Consignes:
- a) Répondez à ces questions sur le texte sur le minyane :
(i) Quels deux cas le point 1 cite-t-il parmi ceux qui ne comptent pas pour le minyane ?
(ii) Comment le point 2 définit-il le minyane ?
(iii) Selon le point 3, devant qui est-on occupé à prier ?
- b) Citez, s'il vous plaît, un passage du texte sur le minyane : commencez aux mots « La question est » et arrêtez-vous après « dans le monde. ».

Texte:
++++++++++++++++++++

Conversation 4313 - Conditions d'appartenance au minyan
A-t-on le droit d'aller prier avec un Minyane qui ne compte pas forcément 10 Chomrei Chabbat?
La question est délicate car elle met en jeu des définitions pas toujours évidentes : que signifie être ou ne pas être chomer chabbat et son rapport avec le minyane, c’est-à-dire en fin de compte l’appartenance à la communauté, donc, aussi, qu’est-ce qu’une communauté ?
Reprenons donc depuis le début.
1. La halakha statue a priori sur les différents cas de ceux qui ne comptent pas pour le minyane. Y figurent entre autres le banni (voir ci-dessous) et l'apiqoros (déclaré tel par le tribunal).
2. Qu'est-ce que c'est qu'un minyane ? C'est l'unité communautaire fondamentale - le premier niveau d'unité du multiple nécessaire pour que ce qui relève de la sainteté ait place dans le monde.
3. Une communauté implique donc un niveau minimum d'homogénéité et de reconnaissance de la signification et de l'importance de ce à quoi on est occupé : en l’occurrence prier devant Dieu. Elle implique aussi une responsabilité et une solidarité entre ses membres finalement tous dépendants les uns des autres.

++++++++++++++++++++

Entrées:
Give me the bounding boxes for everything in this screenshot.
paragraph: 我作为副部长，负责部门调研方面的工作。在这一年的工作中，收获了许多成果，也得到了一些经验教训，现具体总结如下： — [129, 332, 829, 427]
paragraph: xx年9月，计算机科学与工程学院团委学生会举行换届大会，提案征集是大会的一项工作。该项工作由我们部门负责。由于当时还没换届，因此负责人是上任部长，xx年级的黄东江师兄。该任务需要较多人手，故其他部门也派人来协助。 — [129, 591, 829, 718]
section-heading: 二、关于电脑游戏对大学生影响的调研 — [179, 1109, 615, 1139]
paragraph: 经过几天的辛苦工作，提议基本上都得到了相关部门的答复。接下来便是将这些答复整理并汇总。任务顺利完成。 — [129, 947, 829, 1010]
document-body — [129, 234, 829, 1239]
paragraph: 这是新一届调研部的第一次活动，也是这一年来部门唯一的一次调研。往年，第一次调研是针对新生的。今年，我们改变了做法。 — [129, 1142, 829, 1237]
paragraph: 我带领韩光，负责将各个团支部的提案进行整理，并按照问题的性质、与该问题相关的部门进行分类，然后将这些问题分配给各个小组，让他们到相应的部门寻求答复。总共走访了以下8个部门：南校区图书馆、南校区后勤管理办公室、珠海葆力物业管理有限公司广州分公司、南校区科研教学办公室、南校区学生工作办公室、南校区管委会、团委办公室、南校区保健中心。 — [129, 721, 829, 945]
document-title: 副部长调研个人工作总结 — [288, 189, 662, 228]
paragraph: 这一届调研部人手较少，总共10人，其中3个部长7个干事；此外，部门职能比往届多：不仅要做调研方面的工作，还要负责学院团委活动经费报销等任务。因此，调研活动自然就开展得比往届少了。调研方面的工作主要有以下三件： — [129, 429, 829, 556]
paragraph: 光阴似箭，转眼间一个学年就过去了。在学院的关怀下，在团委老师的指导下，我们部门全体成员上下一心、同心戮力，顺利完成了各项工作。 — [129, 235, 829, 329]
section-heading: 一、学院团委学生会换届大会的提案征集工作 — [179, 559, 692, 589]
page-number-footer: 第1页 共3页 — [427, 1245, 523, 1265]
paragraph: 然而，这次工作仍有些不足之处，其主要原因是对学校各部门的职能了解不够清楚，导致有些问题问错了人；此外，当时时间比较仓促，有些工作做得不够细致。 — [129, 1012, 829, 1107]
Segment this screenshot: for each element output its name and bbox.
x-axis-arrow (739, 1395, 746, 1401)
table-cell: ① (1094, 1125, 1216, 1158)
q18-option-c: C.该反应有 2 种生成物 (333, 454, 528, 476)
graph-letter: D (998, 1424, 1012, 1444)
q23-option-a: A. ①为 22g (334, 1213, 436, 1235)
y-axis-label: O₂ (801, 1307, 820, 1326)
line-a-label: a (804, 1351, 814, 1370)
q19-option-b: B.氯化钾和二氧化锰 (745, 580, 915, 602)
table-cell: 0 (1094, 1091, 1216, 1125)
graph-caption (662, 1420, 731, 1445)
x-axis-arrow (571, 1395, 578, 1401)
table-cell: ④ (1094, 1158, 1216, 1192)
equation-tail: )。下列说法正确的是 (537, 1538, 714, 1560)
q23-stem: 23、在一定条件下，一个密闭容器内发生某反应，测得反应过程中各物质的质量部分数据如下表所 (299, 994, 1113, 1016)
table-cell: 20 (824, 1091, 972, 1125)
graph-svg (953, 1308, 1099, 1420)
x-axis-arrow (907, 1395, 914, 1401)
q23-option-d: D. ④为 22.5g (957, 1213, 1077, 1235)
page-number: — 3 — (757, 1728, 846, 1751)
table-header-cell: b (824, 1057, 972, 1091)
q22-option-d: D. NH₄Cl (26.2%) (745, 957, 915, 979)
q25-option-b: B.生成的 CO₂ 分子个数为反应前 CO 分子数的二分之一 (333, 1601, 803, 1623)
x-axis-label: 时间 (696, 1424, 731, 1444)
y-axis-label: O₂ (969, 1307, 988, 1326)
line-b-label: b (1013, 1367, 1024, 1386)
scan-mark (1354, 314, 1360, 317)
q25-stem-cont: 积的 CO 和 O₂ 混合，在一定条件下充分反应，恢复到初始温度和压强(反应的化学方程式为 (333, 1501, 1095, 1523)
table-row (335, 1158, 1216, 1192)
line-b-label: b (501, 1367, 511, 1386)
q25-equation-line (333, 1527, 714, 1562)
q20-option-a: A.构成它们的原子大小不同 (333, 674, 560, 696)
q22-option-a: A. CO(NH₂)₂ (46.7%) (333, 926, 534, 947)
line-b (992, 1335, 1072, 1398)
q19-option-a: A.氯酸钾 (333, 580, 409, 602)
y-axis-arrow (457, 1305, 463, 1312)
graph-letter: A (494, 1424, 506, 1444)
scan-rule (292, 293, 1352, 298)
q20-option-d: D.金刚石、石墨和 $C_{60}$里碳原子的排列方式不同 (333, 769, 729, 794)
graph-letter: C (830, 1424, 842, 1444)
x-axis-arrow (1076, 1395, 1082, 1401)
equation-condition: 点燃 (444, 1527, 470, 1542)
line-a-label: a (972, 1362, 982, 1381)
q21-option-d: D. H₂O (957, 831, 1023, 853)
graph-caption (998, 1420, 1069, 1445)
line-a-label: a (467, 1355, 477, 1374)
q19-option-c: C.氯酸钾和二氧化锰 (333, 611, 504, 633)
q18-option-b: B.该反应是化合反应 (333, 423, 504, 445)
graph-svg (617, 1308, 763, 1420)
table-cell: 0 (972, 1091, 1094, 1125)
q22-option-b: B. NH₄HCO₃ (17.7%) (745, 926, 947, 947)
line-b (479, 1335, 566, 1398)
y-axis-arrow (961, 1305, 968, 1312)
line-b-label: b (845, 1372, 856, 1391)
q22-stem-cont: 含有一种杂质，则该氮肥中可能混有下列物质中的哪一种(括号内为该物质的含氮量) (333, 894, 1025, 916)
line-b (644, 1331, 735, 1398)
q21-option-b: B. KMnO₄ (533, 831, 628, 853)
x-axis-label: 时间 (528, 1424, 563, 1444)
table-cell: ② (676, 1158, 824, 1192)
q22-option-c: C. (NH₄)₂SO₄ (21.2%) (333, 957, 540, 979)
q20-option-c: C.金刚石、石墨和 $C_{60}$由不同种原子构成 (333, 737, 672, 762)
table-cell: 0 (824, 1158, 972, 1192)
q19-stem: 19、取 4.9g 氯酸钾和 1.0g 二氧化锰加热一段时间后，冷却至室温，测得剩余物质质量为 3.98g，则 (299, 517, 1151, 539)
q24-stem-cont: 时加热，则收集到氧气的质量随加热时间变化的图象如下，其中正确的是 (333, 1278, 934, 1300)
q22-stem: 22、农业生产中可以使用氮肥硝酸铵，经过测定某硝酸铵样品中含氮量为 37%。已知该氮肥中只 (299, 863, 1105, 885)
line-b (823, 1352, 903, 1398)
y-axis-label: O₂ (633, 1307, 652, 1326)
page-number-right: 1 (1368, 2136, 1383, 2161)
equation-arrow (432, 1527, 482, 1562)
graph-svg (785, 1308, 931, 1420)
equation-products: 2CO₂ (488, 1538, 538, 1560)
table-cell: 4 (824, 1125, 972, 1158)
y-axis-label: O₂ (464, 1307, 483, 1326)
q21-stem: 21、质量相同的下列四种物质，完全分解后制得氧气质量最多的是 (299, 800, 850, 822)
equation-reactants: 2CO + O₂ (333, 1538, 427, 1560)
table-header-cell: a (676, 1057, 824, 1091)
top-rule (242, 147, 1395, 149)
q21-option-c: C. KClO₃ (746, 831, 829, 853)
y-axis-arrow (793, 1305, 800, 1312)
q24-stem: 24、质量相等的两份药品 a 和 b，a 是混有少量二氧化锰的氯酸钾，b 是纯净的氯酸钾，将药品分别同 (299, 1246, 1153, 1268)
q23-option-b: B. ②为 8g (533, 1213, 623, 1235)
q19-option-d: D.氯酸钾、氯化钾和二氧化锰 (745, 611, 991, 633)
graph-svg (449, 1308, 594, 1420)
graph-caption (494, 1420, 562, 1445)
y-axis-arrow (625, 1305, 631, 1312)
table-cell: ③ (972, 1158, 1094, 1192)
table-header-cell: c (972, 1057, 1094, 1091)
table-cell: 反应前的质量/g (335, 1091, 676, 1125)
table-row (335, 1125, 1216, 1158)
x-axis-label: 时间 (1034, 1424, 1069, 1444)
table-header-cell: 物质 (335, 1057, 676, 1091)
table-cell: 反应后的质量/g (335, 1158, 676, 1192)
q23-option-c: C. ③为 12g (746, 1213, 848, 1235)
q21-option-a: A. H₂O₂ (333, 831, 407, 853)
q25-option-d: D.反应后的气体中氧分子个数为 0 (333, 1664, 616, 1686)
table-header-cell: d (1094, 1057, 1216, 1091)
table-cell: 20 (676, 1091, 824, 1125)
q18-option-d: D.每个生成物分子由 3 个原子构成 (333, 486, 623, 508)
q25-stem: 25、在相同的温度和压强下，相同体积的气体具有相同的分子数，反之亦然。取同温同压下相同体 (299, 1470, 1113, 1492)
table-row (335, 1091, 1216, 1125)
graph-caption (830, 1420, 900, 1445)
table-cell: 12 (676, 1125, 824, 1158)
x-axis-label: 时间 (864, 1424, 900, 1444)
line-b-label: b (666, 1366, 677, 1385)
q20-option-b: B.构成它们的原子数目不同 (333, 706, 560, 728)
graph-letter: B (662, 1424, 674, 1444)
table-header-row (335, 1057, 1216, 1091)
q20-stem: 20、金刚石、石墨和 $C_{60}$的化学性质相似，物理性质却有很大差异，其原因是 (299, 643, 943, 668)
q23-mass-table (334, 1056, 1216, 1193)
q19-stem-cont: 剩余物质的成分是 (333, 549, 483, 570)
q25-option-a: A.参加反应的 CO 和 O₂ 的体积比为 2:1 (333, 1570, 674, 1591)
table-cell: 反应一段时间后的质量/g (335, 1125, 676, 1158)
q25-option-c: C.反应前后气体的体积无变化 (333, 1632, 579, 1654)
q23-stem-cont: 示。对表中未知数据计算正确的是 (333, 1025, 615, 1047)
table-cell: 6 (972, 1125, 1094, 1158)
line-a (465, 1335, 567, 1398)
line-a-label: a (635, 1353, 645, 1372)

++++++++++++++++++++

Corrigés:
- a)
(i) Le banni et l'apiqoros (déclaré tel par le tribunal).
(ii) C'est l'unité communautaire fondamentale, le premier niveau d'unité du multiple nécessaire pour que ce qui relève de la sainteté ait place dans le monde.
(iii) Devant Dieu.

- b)
La question est délicate car elle met en jeu des définitions pas toujours évidentes : que signifie être ou ne pas être chomer chabbat et son rapport avec le minyane, c’est-à-dire en fin de compte l’appartenance à la communauté, donc, aussi, qu’est-ce qu’une communauté ?
Reprenons donc depuis le début.
1. La halakha statue a priori sur les différents cas de ceux qui ne comptent pas pour le minyane. Y figurent entre autres le banni (voir ci-dessous) et l'apiqoros (déclaré tel par le tribunal).
2. Qu'est-ce que c'est qu'un minyane ? C'est l'unité communautaire fondamentale - le premier niveau d'unité du multiple nécessaire pour que ce qui relève de la sainteté ait place dans le monde.